Fragmento del documento:
++++++

El corazón representa al león de la selva, al capo de los órganos, al que manda. Y que te lo anden tocando, aunque de manera tangencial, siempre implica un poco de angustia.
Los días previos a la cirugía fueron una mezcla de emociones en silencio. Casi por instinto, intentaba mantenerme fuerte, sonriendo a la familia y sosteniendo la tormenta que se desataba con cada latido irregular de mi corazón. El miedo era palpable, casi tangible, y me hacía sentir pequeño frente a la inmensidad de lo que estaba por venir. ¿Exagerado? Es posible. Pero te aseguro que llega un momento en la vida donde descubrís que la muerte te acompaña en el asiento de atrás.
Y llegó el día.
Desde ya, mientras recorrés estos párrafos, podrás deducir fácilmente que todo salió muy bien. Si no hubiera sido así, estas líneas no existirían. Spoiler aparte, es importante decir que era mi primera vez en un quirófano y que, como es fácil de entender, lo desconocido eleva los porcentajes de desasosiego y miedo. Desconocer los ruidos, lo cotidiano, el ida y vuelta de los enfermeros, el uso de los aparatos que te rodean, entender si los pitidos de esas pantallas indescifrables que coronan tu camilla se condicen con la vida, son elementos que juegan y tallan dudas en tu mente mientras te ponen sondas y vías.

++++++

Registros extraídos
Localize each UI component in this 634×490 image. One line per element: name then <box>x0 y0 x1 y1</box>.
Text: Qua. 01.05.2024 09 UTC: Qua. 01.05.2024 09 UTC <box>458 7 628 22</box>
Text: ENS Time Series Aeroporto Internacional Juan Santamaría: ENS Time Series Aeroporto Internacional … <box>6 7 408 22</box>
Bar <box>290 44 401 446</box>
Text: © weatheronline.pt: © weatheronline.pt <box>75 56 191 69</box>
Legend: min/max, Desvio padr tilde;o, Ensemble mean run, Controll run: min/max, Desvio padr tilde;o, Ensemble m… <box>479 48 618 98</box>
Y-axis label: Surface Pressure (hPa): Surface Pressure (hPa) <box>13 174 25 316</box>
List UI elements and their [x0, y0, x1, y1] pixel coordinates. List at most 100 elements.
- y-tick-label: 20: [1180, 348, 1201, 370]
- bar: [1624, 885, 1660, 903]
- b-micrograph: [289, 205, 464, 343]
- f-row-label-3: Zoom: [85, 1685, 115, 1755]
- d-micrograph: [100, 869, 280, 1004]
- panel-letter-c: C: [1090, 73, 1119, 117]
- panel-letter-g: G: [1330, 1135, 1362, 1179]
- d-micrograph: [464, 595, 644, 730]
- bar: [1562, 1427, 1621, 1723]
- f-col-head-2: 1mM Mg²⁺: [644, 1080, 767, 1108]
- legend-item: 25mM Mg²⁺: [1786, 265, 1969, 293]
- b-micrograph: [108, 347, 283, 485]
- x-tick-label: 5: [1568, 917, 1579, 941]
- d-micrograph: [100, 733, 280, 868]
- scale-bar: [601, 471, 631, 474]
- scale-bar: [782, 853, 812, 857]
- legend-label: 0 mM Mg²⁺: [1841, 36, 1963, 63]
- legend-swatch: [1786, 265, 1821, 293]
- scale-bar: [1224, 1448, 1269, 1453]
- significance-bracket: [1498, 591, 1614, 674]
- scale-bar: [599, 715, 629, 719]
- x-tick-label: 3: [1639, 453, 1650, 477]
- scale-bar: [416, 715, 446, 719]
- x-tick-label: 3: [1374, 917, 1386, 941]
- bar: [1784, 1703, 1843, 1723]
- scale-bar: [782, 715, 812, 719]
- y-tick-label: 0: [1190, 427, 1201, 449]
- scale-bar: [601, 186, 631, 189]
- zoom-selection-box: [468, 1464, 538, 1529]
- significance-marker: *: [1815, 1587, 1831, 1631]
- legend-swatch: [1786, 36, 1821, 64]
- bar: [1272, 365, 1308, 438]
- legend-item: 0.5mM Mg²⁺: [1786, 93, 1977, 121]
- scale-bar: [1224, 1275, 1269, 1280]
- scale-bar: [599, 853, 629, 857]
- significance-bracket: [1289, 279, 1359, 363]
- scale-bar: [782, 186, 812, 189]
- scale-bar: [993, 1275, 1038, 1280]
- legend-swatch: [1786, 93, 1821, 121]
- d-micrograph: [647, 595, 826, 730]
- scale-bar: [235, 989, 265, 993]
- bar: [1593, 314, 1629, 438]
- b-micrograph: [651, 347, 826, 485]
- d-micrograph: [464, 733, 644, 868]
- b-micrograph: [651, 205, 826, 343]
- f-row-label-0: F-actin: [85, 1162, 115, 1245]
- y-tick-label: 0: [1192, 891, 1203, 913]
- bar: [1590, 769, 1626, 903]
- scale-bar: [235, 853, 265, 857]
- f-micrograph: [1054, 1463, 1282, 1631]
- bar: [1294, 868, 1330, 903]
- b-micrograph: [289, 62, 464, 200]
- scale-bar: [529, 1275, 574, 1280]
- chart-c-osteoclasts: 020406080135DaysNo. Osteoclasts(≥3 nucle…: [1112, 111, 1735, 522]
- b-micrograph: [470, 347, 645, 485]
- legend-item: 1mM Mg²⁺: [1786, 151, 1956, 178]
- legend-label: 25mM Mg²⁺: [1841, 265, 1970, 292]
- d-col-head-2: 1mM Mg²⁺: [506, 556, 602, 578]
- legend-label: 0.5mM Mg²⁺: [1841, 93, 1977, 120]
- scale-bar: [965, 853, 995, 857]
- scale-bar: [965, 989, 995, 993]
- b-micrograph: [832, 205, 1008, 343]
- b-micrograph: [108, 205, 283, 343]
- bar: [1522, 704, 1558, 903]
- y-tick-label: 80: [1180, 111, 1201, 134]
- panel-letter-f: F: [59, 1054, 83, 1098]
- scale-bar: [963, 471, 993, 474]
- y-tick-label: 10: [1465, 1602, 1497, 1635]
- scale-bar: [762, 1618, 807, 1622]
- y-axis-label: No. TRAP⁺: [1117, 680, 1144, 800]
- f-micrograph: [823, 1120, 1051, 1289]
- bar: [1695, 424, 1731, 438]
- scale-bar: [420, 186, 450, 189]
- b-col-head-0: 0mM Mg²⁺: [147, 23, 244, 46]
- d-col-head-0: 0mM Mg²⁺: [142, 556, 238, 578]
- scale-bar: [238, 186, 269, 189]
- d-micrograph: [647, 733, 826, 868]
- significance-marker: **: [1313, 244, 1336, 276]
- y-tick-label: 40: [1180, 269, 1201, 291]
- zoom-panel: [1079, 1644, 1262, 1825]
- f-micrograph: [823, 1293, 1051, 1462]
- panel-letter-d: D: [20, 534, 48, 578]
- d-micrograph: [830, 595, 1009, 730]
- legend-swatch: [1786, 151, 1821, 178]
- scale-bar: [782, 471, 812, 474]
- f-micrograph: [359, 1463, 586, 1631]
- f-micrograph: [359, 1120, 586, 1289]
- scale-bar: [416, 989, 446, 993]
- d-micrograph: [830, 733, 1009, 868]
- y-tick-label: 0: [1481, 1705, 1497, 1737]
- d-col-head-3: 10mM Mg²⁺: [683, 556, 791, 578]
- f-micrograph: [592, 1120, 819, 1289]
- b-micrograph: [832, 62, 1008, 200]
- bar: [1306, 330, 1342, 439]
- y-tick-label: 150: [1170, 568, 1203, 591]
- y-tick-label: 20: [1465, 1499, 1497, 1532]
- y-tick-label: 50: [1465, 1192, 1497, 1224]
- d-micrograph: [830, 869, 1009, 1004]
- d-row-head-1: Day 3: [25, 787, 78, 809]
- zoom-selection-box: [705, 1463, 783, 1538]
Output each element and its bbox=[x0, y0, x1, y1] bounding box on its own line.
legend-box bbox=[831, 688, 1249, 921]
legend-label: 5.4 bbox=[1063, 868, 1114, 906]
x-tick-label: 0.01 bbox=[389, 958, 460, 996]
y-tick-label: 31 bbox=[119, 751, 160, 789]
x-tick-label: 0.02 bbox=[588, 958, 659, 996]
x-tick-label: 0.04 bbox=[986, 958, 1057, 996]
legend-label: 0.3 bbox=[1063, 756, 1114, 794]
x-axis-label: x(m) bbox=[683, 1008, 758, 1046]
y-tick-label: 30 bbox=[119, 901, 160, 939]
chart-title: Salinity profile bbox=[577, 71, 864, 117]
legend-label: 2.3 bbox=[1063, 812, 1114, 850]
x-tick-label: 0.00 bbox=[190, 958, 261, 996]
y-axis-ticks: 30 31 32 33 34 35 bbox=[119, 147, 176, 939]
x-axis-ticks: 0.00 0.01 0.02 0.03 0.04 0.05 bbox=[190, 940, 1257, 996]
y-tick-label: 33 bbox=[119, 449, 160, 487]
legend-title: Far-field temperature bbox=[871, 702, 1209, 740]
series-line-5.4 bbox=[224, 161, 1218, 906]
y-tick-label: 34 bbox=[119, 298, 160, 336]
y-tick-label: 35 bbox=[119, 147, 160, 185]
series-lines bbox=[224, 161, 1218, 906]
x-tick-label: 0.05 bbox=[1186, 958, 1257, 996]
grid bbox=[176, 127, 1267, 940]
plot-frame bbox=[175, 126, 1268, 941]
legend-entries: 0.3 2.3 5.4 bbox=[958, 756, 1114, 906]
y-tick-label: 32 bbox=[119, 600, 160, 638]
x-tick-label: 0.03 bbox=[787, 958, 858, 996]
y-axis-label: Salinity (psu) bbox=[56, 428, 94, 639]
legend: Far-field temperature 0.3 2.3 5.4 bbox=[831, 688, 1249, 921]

++++++

Preguntas:
a: Reproduce literalmente el pasaje del relato sobre la cirugía de corazón que va de "Y llegó el día." a "sondas y vías.".
b: Resume en forma de lista el párrafo del relato sobre la cirugía de corazón que comienza con "Desde ya, mientras recorrés", sin perder sus datos principales.
c: Continúa el relato sobre la cirugía de corazón a partir de su última oración.

Respuestas en orden:
a:
Y llegó el día.
Desde ya, mientras recorrés estos párrafos, podrás deducir fácilmente que todo salió muy bien. Si no hubiera sido así, estas líneas no existirían. Spoiler aparte, es importante decir que era mi primera vez en un quirófano y que, como es fácil de entender, lo desconocido eleva los porcentajes de desasosiego y miedo. Desconocer los ruidos, lo cotidiano, el ida y vuelta de los enfermeros, el uso de los aparatos que te rodean, entender si los pitidos de esas pantallas indescifrables que coronan tu camilla se condicen con la vida, son elementos que juegan y tallan dudas en tu mente mientras te ponen sondas y vías.

b:
- Todo salió muy bien; de lo contrario, estas líneas no existirían.
- Era la primera vez del narrador en un quirófano, y lo desconocido aumenta el desasosiego y el miedo.
- Los ruidos, el ir y venir de los enfermeros, los aparatos y los pitidos de las pantallas sobre la camilla generan dudas mientras le colocan sondas y vías.

c:
Mientras me preparaban para entrar al quirófano, comprendí que algunas cosas están especialmente pensadas para que los profesionales de la salud puedan divertirse un rato en horarios de trabajo. Párrafo aparte para el camisolín infame que te dan en esa sala fría y blanca. Si los pacientes fuéramos conscientes de la imagen que damos vestidos así, seríamos irreductibles y no permitiríamos por nada del mundo que la posible última imagen que los mortales tengan de nosotros sea esa. Es chico, abierto en los costados, quién sabe por qué, y lo suficientemente transparente como para que las enfermeras noten que el miedo encoge. Una vergüenza. La misma deshonra que supone usar el papagallo una vez que estás en terapia intensiva. Nada, pero nada, se asemeja más a la ignominia que el uso de ese elemento incómodo e ingrato. Vos estás dolorido, derrotado por el deshonor que supone un cuerpo frágil y herido, en posición horizontal, lejano a la zona de la acción y, encima, atravesado por la mirada inquisidora de una enfermera que intimida como nadie. Orinar en ese contexto es más complicado que envolver un triciclo.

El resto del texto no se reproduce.